== DATASET EXCERPTS
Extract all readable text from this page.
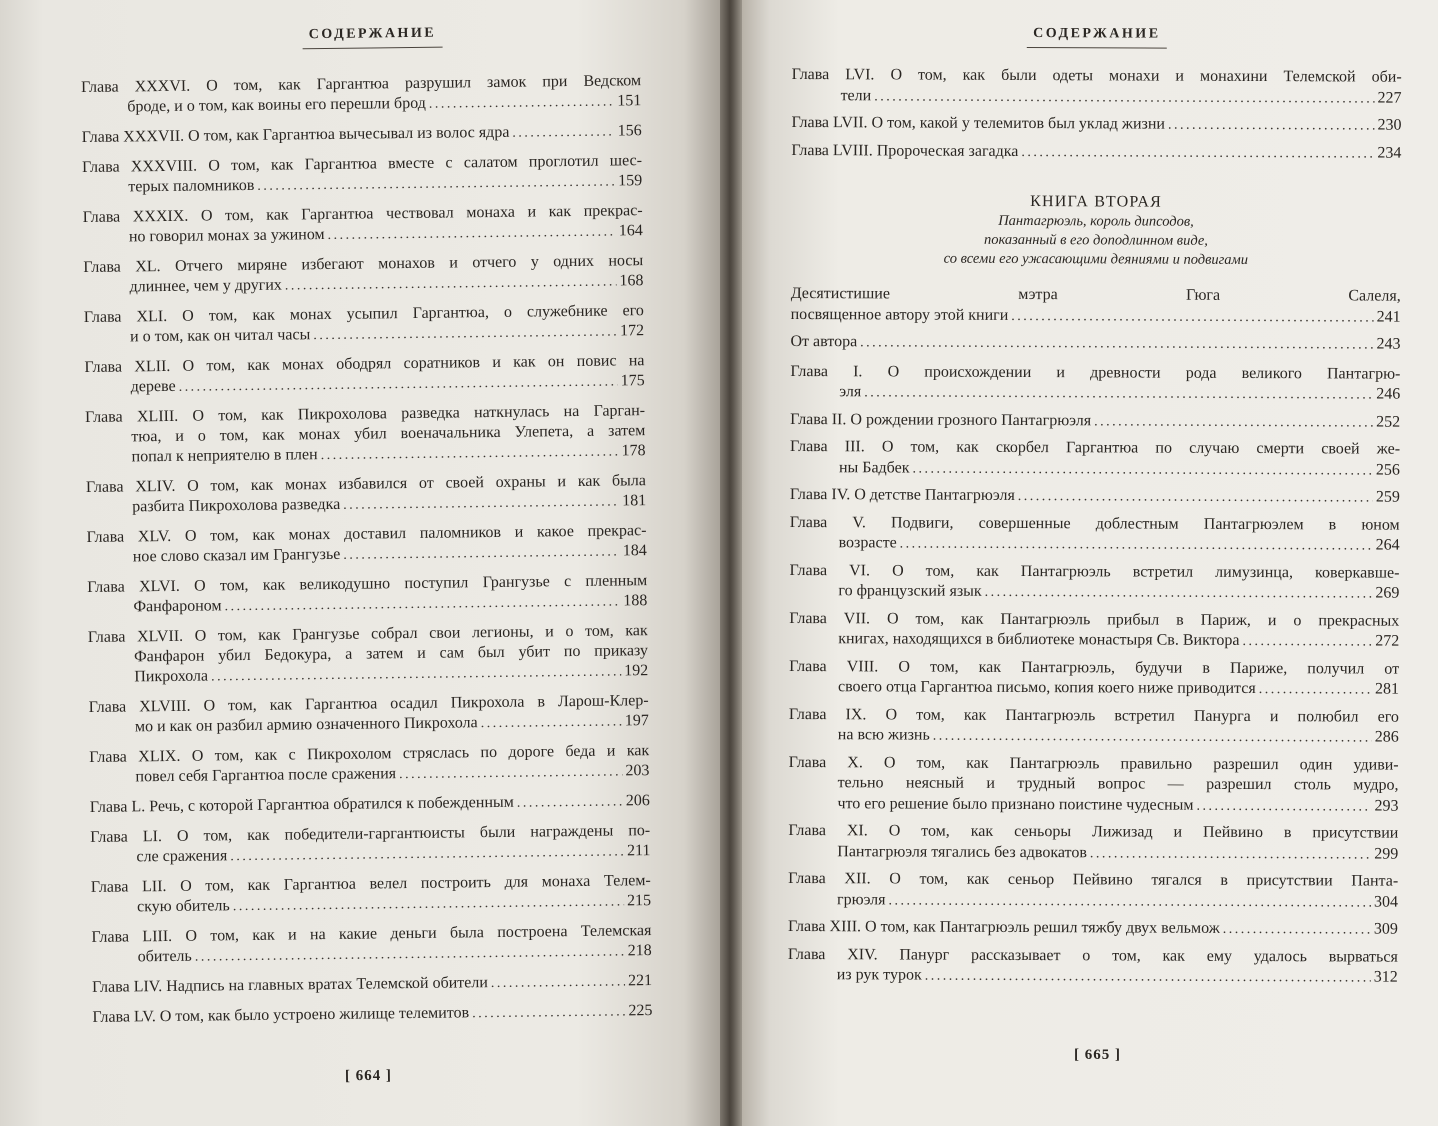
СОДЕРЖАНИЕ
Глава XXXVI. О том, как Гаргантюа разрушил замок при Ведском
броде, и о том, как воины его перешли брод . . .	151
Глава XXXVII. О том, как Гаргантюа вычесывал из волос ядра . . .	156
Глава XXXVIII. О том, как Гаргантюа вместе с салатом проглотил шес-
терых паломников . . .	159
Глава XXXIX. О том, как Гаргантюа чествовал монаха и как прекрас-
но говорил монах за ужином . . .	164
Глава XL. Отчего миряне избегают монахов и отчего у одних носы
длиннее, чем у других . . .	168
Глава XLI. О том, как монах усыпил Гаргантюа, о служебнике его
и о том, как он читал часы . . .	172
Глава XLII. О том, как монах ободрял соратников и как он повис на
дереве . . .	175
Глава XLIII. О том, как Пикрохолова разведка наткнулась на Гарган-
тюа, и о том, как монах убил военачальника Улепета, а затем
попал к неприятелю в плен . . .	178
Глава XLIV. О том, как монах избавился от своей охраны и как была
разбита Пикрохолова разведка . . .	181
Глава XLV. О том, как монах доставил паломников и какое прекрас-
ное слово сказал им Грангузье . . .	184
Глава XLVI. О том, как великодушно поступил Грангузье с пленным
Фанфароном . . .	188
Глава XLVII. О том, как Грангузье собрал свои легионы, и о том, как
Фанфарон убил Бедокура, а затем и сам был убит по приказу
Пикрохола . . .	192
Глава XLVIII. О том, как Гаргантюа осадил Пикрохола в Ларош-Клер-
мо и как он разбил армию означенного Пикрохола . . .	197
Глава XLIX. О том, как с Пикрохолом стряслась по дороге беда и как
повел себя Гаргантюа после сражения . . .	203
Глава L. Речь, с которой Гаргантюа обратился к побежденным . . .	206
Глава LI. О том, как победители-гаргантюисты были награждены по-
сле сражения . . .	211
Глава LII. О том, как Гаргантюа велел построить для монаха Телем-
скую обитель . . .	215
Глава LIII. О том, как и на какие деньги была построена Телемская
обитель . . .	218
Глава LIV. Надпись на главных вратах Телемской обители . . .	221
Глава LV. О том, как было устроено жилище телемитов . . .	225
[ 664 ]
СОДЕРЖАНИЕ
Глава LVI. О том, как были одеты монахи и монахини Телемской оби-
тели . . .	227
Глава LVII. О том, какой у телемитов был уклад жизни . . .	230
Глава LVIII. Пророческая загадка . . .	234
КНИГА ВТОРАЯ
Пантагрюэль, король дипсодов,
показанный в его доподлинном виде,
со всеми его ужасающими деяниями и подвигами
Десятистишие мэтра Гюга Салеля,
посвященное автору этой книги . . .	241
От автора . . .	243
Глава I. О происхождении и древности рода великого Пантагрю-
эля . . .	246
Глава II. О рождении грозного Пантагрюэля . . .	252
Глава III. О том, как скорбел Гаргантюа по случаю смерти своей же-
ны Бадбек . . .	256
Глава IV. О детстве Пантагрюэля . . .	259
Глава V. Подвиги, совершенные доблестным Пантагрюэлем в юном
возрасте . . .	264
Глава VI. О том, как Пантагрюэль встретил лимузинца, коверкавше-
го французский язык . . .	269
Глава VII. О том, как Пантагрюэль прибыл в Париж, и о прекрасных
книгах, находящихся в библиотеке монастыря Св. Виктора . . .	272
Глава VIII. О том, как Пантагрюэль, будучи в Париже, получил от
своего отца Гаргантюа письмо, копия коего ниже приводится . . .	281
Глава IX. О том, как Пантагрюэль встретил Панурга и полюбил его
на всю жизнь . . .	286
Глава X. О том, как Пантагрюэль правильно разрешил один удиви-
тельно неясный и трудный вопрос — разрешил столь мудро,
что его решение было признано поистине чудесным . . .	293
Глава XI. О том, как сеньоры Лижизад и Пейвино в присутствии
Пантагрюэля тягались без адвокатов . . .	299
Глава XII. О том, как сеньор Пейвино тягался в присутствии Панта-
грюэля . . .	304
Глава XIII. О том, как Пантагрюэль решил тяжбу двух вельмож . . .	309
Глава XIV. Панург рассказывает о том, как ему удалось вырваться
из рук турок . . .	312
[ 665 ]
====
**OBJECTIVE:**
Print the entries above exactly, taking out only the pictures.

**RESULT OF THIS TASK:**
Extract all readable text from this page.
СОДЕРЖАНИЕ
Глава XXXVI. О том, как Гаргантюа разрушил замок при Ведском
броде, и о том, как воины его перешли брод . . .	151
Глава XXXVII. О том, как Гаргантюа вычесывал из волос ядра . . .	156
Глава XXXVIII. О том, как Гаргантюа вместе с салатом проглотил шес-
терых паломников . . .	159
Глава XXXIX. О том, как Гаргантюа чествовал монаха и как прекрас-
но говорил монах за ужином . . .	164
Глава XL. Отчего миряне избегают монахов и отчего у одних носы
длиннее, чем у других . . .	168
Глава XLI. О том, как монах усыпил Гаргантюа, о служебнике его
и о том, как он читал часы . . .	172
Глава XLII. О том, как монах ободрял соратников и как он повис на
дереве . . .	175
Глава XLIII. О том, как Пикрохолова разведка наткнулась на Гарган-
тюа, и о том, как монах убил военачальника Улепета, а затем
попал к неприятелю в плен . . .	178
Глава XLIV. О том, как монах избавился от своей охраны и как была
разбита Пикрохолова разведка . . .	181
Глава XLV. О том, как монах доставил паломников и какое прекрас-
ное слово сказал им Грангузье . . .	184
Глава XLVI. О том, как великодушно поступил Грангузье с пленным
Фанфароном . . .	188
Глава XLVII. О том, как Грангузье собрал свои легионы, и о том, как
Фанфарон убил Бедокура, а затем и сам был убит по приказу
Пикрохола . . .	192
Глава XLVIII. О том, как Гаргантюа осадил Пикрохола в Ларош-Клер-
мо и как он разбил армию означенного Пикрохола . . .	197
Глава XLIX. О том, как с Пикрохолом стряслась по дороге беда и как
повел себя Гаргантюа после сражения . . .	203
Глава L. Речь, с которой Гаргантюа обратился к побежденным . . .	206
Глава LI. О том, как победители-гаргантюисты были награждены по-
сле сражения . . .	211
Глава LII. О том, как Гаргантюа велел построить для монаха Телем-
скую обитель . . .	215
Глава LIII. О том, как и на какие деньги была построена Телемская
обитель . . .	218
Глава LIV. Надпись на главных вратах Телемской обители . . .	221
Глава LV. О том, как было устроено жилище телемитов . . .	225
[ 664 ]
СОДЕРЖАНИЕ
Глава LVI. О том, как были одеты монахи и монахини Телемской оби-
тели . . .	227
Глава LVII. О том, какой у телемитов был уклад жизни . . .	230
Глава LVIII. Пророческая загадка . . .	234
КНИГА ВТОРАЯ
Пантагрюэль, король дипсодов,
показанный в его доподлинном виде,
со всеми его ужасающими деяниями и подвигами
Десятистишие мэтра Гюга Салеля,
посвященное автору этой книги . . .	241
От автора . . .	243
Глава I. О происхождении и древности рода великого Пантагрю-
эля . . .	246
Глава II. О рождении грозного Пантагрюэля . . .	252
Глава III. О том, как скорбел Гаргантюа по случаю смерти своей же-
ны Бадбек . . .	256
Глава IV. О детстве Пантагрюэля . . .	259
Глава V. Подвиги, совершенные доблестным Пантагрюэлем в юном
возрасте . . .	264
Глава VI. О том, как Пантагрюэль встретил лимузинца, коверкавше-
го французский язык . . .	269
Глава VII. О том, как Пантагрюэль прибыл в Париж, и о прекрасных
книгах, находящихся в библиотеке монастыря Св. Виктора . . .	272
Глава VIII. О том, как Пантагрюэль, будучи в Париже, получил от
своего отца Гаргантюа письмо, копия коего ниже приводится . . .	281
Глава IX. О том, как Пантагрюэль встретил Панурга и полюбил его
на всю жизнь . . .	286
Глава X. О том, как Пантагрюэль правильно разрешил один удиви-
тельно неясный и трудный вопрос — разрешил столь мудро,
что его решение было признано поистине чудесным . . .	293
Глава XI. О том, как сеньоры Лижизад и Пейвино в присутствии
Пантагрюэля тягались без адвокатов . . .	299
Глава XII. О том, как сеньор Пейвино тягался в присутствии Панта-
грюэля . . .	304
Глава XIII. О том, как Пантагрюэль решил тяжбу двух вельмож . . .	309
Глава XIV. Панург рассказывает о том, как ему удалось вырваться
из рук турок . . .	312
[ 665 ]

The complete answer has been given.